Work to be completed.
Please output every line of the material as it stands, without the pictures.

--- BEGIN ---

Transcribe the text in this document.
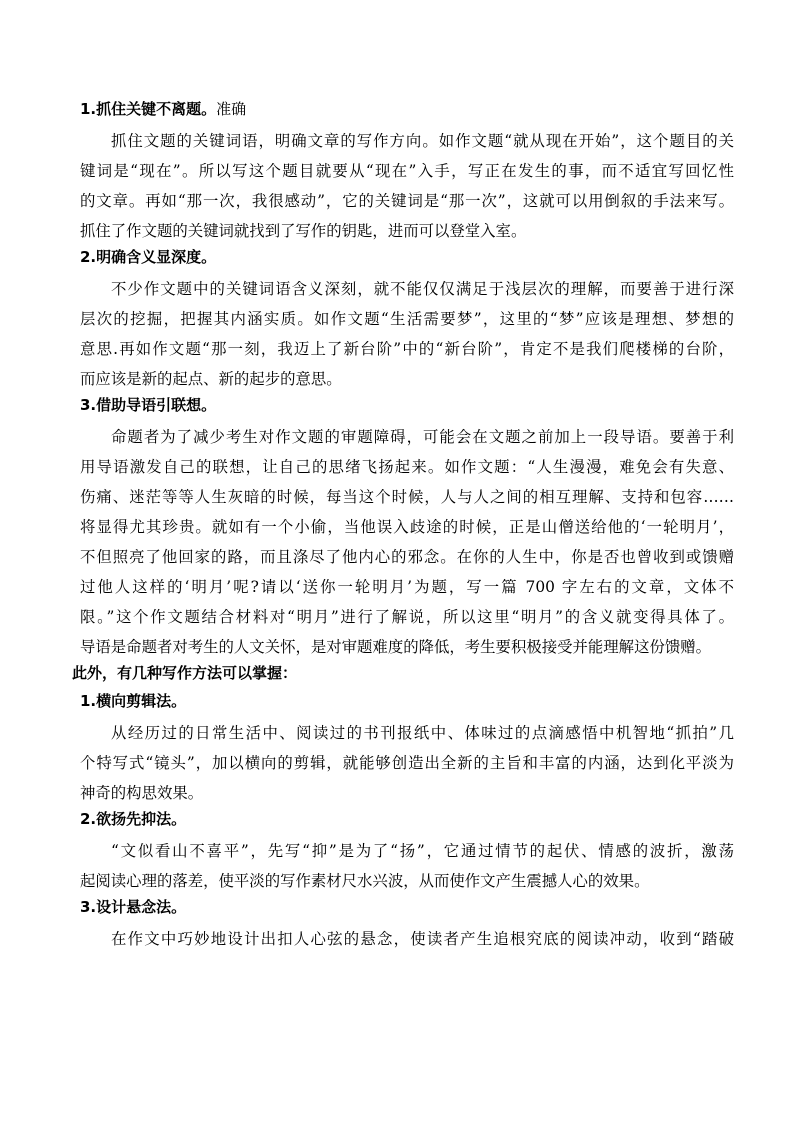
1.抓住关键不离题。准确
抓住文题的关键词语，明确文章的写作方向。如作文题“就从现在开始”，这个题目的关
键词是“现在”。所以写这个题目就要从“现在”入手，写正在发生的事，而不适宜写回忆性
的文章。再如“那一次，我很感动”，它的关键词是“那一次”，这就可以用倒叙的手法来写。
抓住了作文题的关键词就找到了写作的钥匙，进而可以登堂入室。
2.明确含义显深度。
不少作文题中的关键词语含义深刻，就不能仅仅满足于浅层次的理解，而要善于进行深
层次的挖掘，把握其内涵实质。如作文题“生活需要梦”，这里的“梦”应该是理想、梦想的
意思.再如作文题“那一刻，我迈上了新台阶”中的“新台阶”，肯定不是我们爬楼梯的台阶，
而应该是新的起点、新的起步的意思。
3.借助导语引联想。
命题者为了减少考生对作文题的审题障碍，可能会在文题之前加上一段导语。要善于利
用导语激发自己的联想，让自己的思绪飞扬起来。如作文题：“人生漫漫，难免会有失意、
伤痛、迷茫等等人生灰暗的时候，每当这个时候，人与人之间的相互理解、支持和包容……
将显得尤其珍贵。就如有一个小偷，当他误入歧途的时候，正是山僧送给他的‘一轮明月’，
不但照亮了他回家的路，而且涤尽了他内心的邪念。在你的人生中，你是否也曾收到或馈赠
过他人这样的‘明月’呢?请以‘送你一轮明月’为题，写一篇 700 字左右的文章，文体不
限。”这个作文题结合材料对“明月”进行了解说，所以这里“明月”的含义就变得具体了。
导语是命题者对考生的人文关怀，是对审题难度的降低，考生要积极接受并能理解这份馈赠。
此外，有几种写作方法可以掌握：
1.横向剪辑法。
从经历过的日常生活中、阅读过的书刊报纸中、体味过的点滴感悟中机智地“抓拍”几
个特写式“镜头”，加以横向的剪辑，就能够创造出全新的主旨和丰富的内涵，达到化平淡为
神奇的构思效果。
2.欲扬先抑法。
“文似看山不喜平”，先写“抑”是为了“扬”，它通过情节的起伏、情感的波折，激荡
起阅读心理的落差，使平淡的写作素材尺水兴波，从而使作文产生震撼人心的效果。
3.设计悬念法。
在作文中巧妙地设计出扣人心弦的悬念，使读者产生追根究底的阅读冲动，收到“踏破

--- END ---

Answer to the task.
Transcribe the text in this document.
1.抓住关键不离题。准确
抓住文题的关键词语，明确文章的写作方向。如作文题“就从现在开始”，这个题目的关
键词是“现在”。所以写这个题目就要从“现在”入手，写正在发生的事，而不适宜写回忆性
的文章。再如“那一次，我很感动”，它的关键词是“那一次”，这就可以用倒叙的手法来写。
抓住了作文题的关键词就找到了写作的钥匙，进而可以登堂入室。
2.明确含义显深度。
不少作文题中的关键词语含义深刻，就不能仅仅满足于浅层次的理解，而要善于进行深
层次的挖掘，把握其内涵实质。如作文题“生活需要梦”，这里的“梦”应该是理想、梦想的
意思.再如作文题“那一刻，我迈上了新台阶”中的“新台阶”，肯定不是我们爬楼梯的台阶，
而应该是新的起点、新的起步的意思。
3.借助导语引联想。
命题者为了减少考生对作文题的审题障碍，可能会在文题之前加上一段导语。要善于利
用导语激发自己的联想，让自己的思绪飞扬起来。如作文题：“人生漫漫，难免会有失意、
伤痛、迷茫等等人生灰暗的时候，每当这个时候，人与人之间的相互理解、支持和包容……
将显得尤其珍贵。就如有一个小偷，当他误入歧途的时候，正是山僧送给他的‘一轮明月’，
不但照亮了他回家的路，而且涤尽了他内心的邪念。在你的人生中，你是否也曾收到或馈赠
过他人这样的‘明月’呢?请以‘送你一轮明月’为题，写一篇 700 字左右的文章，文体不
限。”这个作文题结合材料对“明月”进行了解说，所以这里“明月”的含义就变得具体了。
导语是命题者对考生的人文关怀，是对审题难度的降低，考生要积极接受并能理解这份馈赠。
此外，有几种写作方法可以掌握：
1.横向剪辑法。
从经历过的日常生活中、阅读过的书刊报纸中、体味过的点滴感悟中机智地“抓拍”几
个特写式“镜头”，加以横向的剪辑，就能够创造出全新的主旨和丰富的内涵，达到化平淡为
神奇的构思效果。
2.欲扬先抑法。
“文似看山不喜平”，先写“抑”是为了“扬”，它通过情节的起伏、情感的波折，激荡
起阅读心理的落差，使平淡的写作素材尺水兴波，从而使作文产生震撼人心的效果。
3.设计悬念法。
在作文中巧妙地设计出扣人心弦的悬念，使读者产生追根究底的阅读冲动，收到“踏破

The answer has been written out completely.